## Start Input for this task

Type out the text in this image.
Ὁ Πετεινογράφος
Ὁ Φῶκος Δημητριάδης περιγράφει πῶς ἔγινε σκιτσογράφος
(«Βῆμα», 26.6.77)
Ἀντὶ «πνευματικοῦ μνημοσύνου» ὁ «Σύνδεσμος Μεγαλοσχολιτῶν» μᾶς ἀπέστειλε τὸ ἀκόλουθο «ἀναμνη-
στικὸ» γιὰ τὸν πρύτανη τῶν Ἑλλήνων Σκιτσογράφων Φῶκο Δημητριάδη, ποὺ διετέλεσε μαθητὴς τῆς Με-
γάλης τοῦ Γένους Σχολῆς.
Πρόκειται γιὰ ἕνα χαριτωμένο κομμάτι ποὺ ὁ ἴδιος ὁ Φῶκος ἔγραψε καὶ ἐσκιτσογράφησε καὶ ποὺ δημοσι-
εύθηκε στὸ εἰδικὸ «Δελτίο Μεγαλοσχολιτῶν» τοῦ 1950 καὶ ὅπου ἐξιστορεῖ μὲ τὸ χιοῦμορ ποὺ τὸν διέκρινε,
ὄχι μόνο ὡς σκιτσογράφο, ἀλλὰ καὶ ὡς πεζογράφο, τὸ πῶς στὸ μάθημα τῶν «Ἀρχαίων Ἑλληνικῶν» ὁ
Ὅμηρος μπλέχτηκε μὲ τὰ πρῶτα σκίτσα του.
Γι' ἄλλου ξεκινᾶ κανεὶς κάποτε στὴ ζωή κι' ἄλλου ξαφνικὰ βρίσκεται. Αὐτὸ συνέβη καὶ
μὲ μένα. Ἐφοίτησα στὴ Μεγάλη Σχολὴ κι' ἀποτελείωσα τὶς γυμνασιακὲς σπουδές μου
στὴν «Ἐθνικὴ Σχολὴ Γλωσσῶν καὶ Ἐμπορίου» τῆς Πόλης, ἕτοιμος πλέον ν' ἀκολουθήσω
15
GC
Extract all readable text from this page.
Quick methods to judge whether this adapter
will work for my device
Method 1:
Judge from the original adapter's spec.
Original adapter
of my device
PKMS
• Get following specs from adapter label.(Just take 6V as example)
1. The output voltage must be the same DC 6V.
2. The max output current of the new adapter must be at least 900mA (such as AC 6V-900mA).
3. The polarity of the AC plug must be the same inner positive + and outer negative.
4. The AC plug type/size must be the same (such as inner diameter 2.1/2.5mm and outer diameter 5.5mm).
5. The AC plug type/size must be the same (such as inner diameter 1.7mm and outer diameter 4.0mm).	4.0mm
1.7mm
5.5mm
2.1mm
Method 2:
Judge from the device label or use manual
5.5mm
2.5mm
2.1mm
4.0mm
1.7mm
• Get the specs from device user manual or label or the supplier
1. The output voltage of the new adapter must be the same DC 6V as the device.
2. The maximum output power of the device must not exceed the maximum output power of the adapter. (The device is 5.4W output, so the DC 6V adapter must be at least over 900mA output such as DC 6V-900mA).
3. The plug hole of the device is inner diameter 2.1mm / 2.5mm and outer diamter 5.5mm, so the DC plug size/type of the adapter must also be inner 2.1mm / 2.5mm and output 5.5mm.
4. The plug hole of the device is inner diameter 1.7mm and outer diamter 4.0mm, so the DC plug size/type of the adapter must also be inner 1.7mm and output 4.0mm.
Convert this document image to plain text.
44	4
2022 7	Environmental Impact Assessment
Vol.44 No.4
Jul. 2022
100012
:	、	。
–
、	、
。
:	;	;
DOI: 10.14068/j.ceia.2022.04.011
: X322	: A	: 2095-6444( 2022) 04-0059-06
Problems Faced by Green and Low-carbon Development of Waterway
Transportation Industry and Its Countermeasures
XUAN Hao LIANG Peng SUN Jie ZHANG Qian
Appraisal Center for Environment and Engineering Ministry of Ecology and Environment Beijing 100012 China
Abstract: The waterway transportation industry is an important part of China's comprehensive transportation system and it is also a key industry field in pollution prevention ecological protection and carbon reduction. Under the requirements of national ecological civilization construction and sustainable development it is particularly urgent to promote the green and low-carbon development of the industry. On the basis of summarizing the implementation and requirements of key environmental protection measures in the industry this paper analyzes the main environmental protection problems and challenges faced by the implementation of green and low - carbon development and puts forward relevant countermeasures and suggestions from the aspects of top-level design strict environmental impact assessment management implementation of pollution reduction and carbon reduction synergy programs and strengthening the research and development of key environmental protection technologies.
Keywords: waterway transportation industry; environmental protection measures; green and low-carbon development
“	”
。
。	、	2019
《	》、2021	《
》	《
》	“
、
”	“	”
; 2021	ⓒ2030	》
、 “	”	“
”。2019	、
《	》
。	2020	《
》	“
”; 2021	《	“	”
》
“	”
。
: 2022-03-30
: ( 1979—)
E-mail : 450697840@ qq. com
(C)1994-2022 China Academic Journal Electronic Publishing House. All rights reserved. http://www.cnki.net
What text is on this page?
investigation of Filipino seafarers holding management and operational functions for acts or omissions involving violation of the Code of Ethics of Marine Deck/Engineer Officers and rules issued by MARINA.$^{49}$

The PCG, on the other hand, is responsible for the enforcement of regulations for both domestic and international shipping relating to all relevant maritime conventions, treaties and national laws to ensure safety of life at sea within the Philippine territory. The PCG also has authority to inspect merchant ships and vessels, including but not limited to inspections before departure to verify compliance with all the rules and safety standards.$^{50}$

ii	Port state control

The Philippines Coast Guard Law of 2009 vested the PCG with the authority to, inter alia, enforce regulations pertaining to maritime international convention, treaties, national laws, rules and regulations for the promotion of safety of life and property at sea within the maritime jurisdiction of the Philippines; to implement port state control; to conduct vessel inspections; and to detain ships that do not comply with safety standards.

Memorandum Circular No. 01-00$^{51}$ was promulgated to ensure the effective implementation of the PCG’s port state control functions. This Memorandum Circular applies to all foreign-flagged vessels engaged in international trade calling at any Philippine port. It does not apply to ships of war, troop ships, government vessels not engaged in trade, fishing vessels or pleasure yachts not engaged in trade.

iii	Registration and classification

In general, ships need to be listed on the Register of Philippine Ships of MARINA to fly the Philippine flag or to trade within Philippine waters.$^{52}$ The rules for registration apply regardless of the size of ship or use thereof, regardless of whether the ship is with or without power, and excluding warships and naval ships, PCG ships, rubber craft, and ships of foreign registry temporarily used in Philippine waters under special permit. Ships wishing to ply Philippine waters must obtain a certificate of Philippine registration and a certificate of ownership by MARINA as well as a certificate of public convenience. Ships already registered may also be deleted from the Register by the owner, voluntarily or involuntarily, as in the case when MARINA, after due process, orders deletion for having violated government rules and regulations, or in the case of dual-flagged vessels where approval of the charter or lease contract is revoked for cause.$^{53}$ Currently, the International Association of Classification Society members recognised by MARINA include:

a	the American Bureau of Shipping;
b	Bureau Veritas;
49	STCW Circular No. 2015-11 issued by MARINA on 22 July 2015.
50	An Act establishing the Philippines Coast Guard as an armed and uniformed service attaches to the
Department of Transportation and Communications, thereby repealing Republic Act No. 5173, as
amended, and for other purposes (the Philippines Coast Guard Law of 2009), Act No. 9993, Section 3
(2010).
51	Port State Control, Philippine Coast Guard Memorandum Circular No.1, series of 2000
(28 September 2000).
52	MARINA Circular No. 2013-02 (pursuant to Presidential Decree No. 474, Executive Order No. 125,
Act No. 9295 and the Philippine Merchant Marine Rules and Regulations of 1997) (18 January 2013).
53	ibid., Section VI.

## End Input for this task

Short problem —
From the listing above, extract every line exactly as it stands.

Finished exercise —
Type out the text in this image.
Ὁ Πετεινογράφος
Ὁ Φῶκος Δημητριάδης περιγράφει πῶς ἔγινε σκιτσογράφος
(«Βῆμα», 26.6.77)
Ἀντὶ «πνευματικοῦ μνημοσύνου» ὁ «Σύνδεσμος Μεγαλοσχολιτῶν» μᾶς ἀπέστειλε τὸ ἀκόλουθο «ἀναμνη-
στικὸ» γιὰ τὸν πρύτανη τῶν Ἑλλήνων Σκιτσογράφων Φῶκο Δημητριάδη, ποὺ διετέλεσε μαθητὴς τῆς Με-
γάλης τοῦ Γένους Σχολῆς.
Πρόκειται γιὰ ἕνα χαριτωμένο κομμάτι ποὺ ὁ ἴδιος ὁ Φῶκος ἔγραψε καὶ ἐσκιτσογράφησε καὶ ποὺ δημοσι-
εύθηκε στὸ εἰδικὸ «Δελτίο Μεγαλοσχολιτῶν» τοῦ 1950 καὶ ὅπου ἐξιστορεῖ μὲ τὸ χιοῦμορ ποὺ τὸν διέκρινε,
ὄχι μόνο ὡς σκιτσογράφο, ἀλλὰ καὶ ὡς πεζογράφο, τὸ πῶς στὸ μάθημα τῶν «Ἀρχαίων Ἑλληνικῶν» ὁ
Ὅμηρος μπλέχτηκε μὲ τὰ πρῶτα σκίτσα του.
Γι' ἄλλου ξεκινᾶ κανεὶς κάποτε στὴ ζωή κι' ἄλλου ξαφνικὰ βρίσκεται. Αὐτὸ συνέβη καὶ
μὲ μένα. Ἐφοίτησα στὴ Μεγάλη Σχολὴ κι' ἀποτελείωσα τὶς γυμνασιακὲς σπουδές μου
στὴν «Ἐθνικὴ Σχολὴ Γλωσσῶν καὶ Ἐμπορίου» τῆς Πόλης, ἕτοιμος πλέον ν' ἀκολουθήσω
15
GC
Extract all readable text from this page.
Quick methods to judge whether this adapter
will work for my device
Method 1:
Judge from the original adapter's spec.
Original adapter
of my device
PKMS
• Get following specs from adapter label.(Just take 6V as example)
1. The output voltage must be the same DC 6V.
2. The max output current of the new adapter must be at least 900mA (such as AC 6V-900mA).
3. The polarity of the AC plug must be the same inner positive + and outer negative.
4. The AC plug type/size must be the same (such as inner diameter 2.1/2.5mm and outer diameter 5.5mm).
5. The AC plug type/size must be the same (such as inner diameter 1.7mm and outer diameter 4.0mm).	4.0mm
1.7mm
5.5mm
2.1mm
Method 2:
Judge from the device label or use manual
5.5mm
2.5mm
2.1mm
4.0mm
1.7mm
• Get the specs from device user manual or label or the supplier
1. The output voltage of the new adapter must be the same DC 6V as the device.
2. The maximum output power of the device must not exceed the maximum output power of the adapter. (The device is 5.4W output, so the DC 6V adapter must be at least over 900mA output such as DC 6V-900mA).
3. The plug hole of the device is inner diameter 2.1mm / 2.5mm and outer diamter 5.5mm, so the DC plug size/type of the adapter must also be inner 2.1mm / 2.5mm and output 5.5mm.
4. The plug hole of the device is inner diameter 1.7mm and outer diamter 4.0mm, so the DC plug size/type of the adapter must also be inner 1.7mm and output 4.0mm.
Convert this document image to plain text.
44	4
2022 7	Environmental Impact Assessment
Vol.44 No.4
Jul. 2022
100012
:	、	。
–
、	、
。
:	;	;
DOI: 10.14068/j.ceia.2022.04.011
: X322	: A	: 2095-6444( 2022) 04-0059-06
Problems Faced by Green and Low-carbon Development of Waterway
Transportation Industry and Its Countermeasures
XUAN Hao LIANG Peng SUN Jie ZHANG Qian
Appraisal Center for Environment and Engineering Ministry of Ecology and Environment Beijing 100012 China
Abstract: The waterway transportation industry is an important part of China's comprehensive transportation system and it is also a key industry field in pollution prevention ecological protection and carbon reduction. Under the requirements of national ecological civilization construction and sustainable development it is particularly urgent to promote the green and low-carbon development of the industry. On the basis of summarizing the implementation and requirements of key environmental protection measures in the industry this paper analyzes the main environmental protection problems and challenges faced by the implementation of green and low - carbon development and puts forward relevant countermeasures and suggestions from the aspects of top-level design strict environmental impact assessment management implementation of pollution reduction and carbon reduction synergy programs and strengthening the research and development of key environmental protection technologies.
Keywords: waterway transportation industry; environmental protection measures; green and low-carbon development
“	”
。
。	、	2019
《	》、2021	《
》	《
》	“
、
”	“	”
; 2021	ⓒ2030	》
、 “	”	“
”。2019	、
《	》
。	2020	《
》	“
”; 2021	《	“	”
》
“	”
。
: 2022-03-30
: ( 1979—)
E-mail : 450697840@ qq. com
(C)1994-2022 China Academic Journal Electronic Publishing House. All rights reserved. http://www.cnki.net
What text is on this page?
investigation of Filipino seafarers holding management and operational functions for acts or omissions involving violation of the Code of Ethics of Marine Deck/Engineer Officers and rules issued by MARINA.$^{49}$

The PCG, on the other hand, is responsible for the enforcement of regulations for both domestic and international shipping relating to all relevant maritime conventions, treaties and national laws to ensure safety of life at sea within the Philippine territory. The PCG also has authority to inspect merchant ships and vessels, including but not limited to inspections before departure to verify compliance with all the rules and safety standards.$^{50}$

ii	Port state control

The Philippines Coast Guard Law of 2009 vested the PCG with the authority to, inter alia, enforce regulations pertaining to maritime international convention, treaties, national laws, rules and regulations for the promotion of safety of life and property at sea within the maritime jurisdiction of the Philippines; to implement port state control; to conduct vessel inspections; and to detain ships that do not comply with safety standards.

Memorandum Circular No. 01-00$^{51}$ was promulgated to ensure the effective implementation of the PCG’s port state control functions. This Memorandum Circular applies to all foreign-flagged vessels engaged in international trade calling at any Philippine port. It does not apply to ships of war, troop ships, government vessels not engaged in trade, fishing vessels or pleasure yachts not engaged in trade.

iii	Registration and classification

In general, ships need to be listed on the Register of Philippine Ships of MARINA to fly the Philippine flag or to trade within Philippine waters.$^{52}$ The rules for registration apply regardless of the size of ship or use thereof, regardless of whether the ship is with or without power, and excluding warships and naval ships, PCG ships, rubber craft, and ships of foreign registry temporarily used in Philippine waters under special permit. Ships wishing to ply Philippine waters must obtain a certificate of Philippine registration and a certificate of ownership by MARINA as well as a certificate of public convenience. Ships already registered may also be deleted from the Register by the owner, voluntarily or involuntarily, as in the case when MARINA, after due process, orders deletion for having violated government rules and regulations, or in the case of dual-flagged vessels where approval of the charter or lease contract is revoked for cause.$^{53}$ Currently, the International Association of Classification Society members recognised by MARINA include:

a	the American Bureau of Shipping;
b	Bureau Veritas;
49	STCW Circular No. 2015-11 issued by MARINA on 22 July 2015.
50	An Act establishing the Philippines Coast Guard as an armed and uniformed service attaches to the
Department of Transportation and Communications, thereby repealing Republic Act No. 5173, as
amended, and for other purposes (the Philippines Coast Guard Law of 2009), Act No. 9993, Section 3
(2010).
51	Port State Control, Philippine Coast Guard Memorandum Circular No.1, series of 2000
(28 September 2000).
52	MARINA Circular No. 2013-02 (pursuant to Presidential Decree No. 474, Executive Order No. 125,
Act No. 9295 and the Philippine Merchant Marine Rules and Regulations of 1997) (18 January 2013).
53	ibid., Section VI.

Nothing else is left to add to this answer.